◆ Aim: Scan the data below for the string "Thank". Show every line where it turns up.

[Dataset items]
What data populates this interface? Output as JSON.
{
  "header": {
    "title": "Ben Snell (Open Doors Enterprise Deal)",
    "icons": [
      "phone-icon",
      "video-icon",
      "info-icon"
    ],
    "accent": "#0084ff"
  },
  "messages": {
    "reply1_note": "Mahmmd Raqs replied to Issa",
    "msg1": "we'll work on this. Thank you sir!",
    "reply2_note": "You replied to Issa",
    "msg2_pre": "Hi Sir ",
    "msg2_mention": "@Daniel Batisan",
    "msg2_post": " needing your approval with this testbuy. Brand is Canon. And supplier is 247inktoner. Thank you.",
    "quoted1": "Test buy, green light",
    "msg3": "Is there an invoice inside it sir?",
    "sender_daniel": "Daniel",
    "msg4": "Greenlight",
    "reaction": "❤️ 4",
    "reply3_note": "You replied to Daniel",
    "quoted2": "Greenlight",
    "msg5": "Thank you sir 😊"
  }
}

==

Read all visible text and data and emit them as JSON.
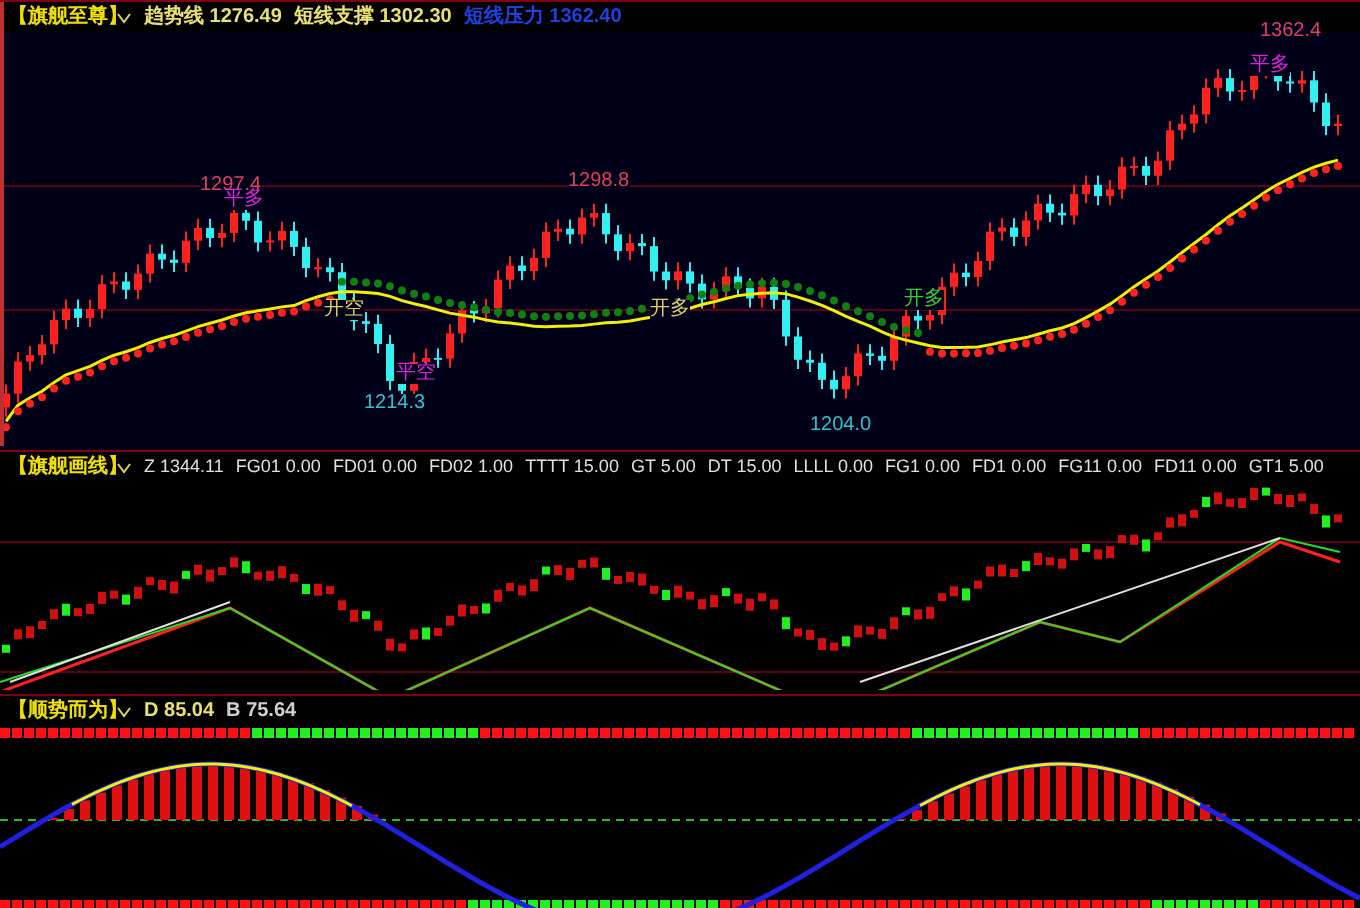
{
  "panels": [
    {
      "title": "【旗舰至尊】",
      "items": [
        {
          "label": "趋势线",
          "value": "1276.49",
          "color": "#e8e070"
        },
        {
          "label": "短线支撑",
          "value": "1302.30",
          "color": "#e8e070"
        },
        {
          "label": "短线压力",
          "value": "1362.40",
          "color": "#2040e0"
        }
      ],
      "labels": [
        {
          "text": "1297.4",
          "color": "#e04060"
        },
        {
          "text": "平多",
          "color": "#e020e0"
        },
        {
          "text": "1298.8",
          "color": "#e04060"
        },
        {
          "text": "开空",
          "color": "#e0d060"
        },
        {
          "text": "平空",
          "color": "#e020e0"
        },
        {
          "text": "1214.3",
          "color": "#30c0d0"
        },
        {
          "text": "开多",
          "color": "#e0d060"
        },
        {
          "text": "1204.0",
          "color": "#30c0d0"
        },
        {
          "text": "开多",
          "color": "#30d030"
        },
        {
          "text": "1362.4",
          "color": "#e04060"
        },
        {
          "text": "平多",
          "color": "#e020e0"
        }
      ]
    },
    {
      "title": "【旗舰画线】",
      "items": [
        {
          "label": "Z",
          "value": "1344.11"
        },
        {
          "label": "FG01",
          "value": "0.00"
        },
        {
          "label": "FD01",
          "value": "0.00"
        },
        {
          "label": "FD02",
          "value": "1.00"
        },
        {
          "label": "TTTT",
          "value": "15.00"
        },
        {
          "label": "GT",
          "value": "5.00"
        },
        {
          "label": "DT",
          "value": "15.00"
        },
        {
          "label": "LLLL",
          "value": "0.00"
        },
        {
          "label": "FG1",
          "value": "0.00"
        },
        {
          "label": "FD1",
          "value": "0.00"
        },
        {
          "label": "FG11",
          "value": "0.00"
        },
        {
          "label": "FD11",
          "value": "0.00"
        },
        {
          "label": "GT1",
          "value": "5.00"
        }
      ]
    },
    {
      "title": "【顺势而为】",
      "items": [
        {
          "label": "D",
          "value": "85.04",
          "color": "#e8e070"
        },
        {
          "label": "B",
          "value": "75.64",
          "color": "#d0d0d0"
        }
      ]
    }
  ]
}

==

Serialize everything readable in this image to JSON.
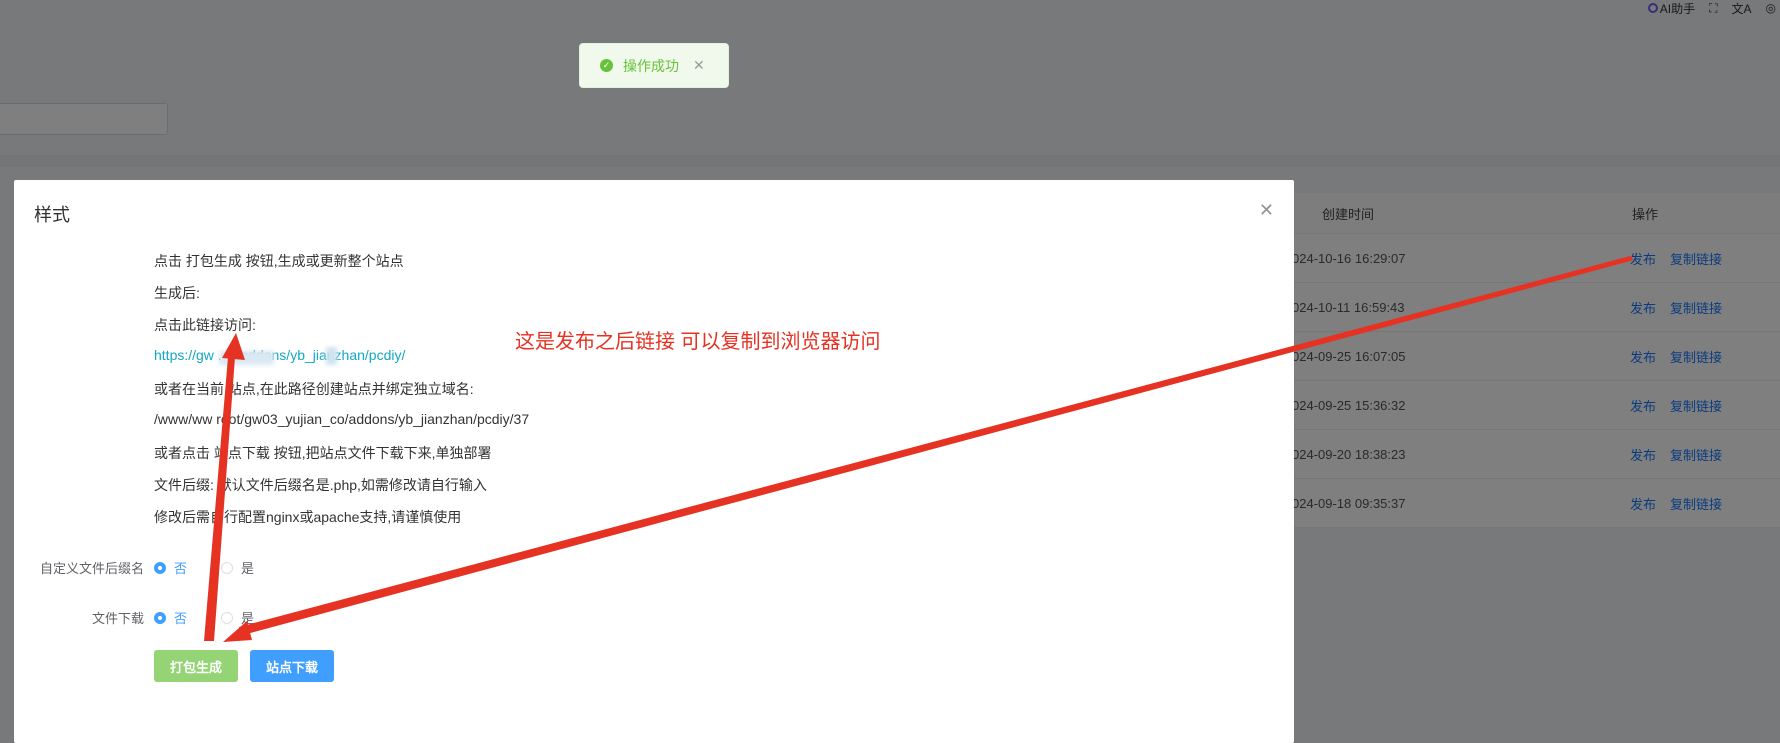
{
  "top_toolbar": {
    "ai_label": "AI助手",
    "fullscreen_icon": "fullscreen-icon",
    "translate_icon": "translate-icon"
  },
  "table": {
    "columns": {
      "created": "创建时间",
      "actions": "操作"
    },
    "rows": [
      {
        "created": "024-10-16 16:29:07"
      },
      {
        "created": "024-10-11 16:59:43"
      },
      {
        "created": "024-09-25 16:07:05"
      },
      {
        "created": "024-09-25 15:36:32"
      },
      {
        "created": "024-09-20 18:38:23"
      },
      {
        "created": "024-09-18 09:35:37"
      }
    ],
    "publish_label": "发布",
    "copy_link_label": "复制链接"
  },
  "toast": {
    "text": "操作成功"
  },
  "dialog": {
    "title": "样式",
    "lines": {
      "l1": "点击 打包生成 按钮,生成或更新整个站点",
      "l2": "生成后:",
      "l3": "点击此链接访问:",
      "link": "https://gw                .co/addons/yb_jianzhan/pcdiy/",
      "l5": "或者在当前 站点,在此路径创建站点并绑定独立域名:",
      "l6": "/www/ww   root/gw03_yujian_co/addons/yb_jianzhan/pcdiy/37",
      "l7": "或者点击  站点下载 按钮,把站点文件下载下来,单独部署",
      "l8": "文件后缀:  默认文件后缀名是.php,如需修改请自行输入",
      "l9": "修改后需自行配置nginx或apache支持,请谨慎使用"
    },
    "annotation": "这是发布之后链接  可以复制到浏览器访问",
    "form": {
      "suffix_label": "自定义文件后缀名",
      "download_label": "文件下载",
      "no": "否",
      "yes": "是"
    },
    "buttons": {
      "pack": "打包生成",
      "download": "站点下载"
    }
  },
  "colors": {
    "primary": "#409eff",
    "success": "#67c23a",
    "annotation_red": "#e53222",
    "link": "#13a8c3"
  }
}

◆ Finished task:
    "msg1": "we'll work on this. Thank you sir!",
    "msg2_post": " needing your approval with this testbuy. Brand is Canon. And supplier is 247inktoner. Thank you.",
    "msg5": "Thank you sir 😊"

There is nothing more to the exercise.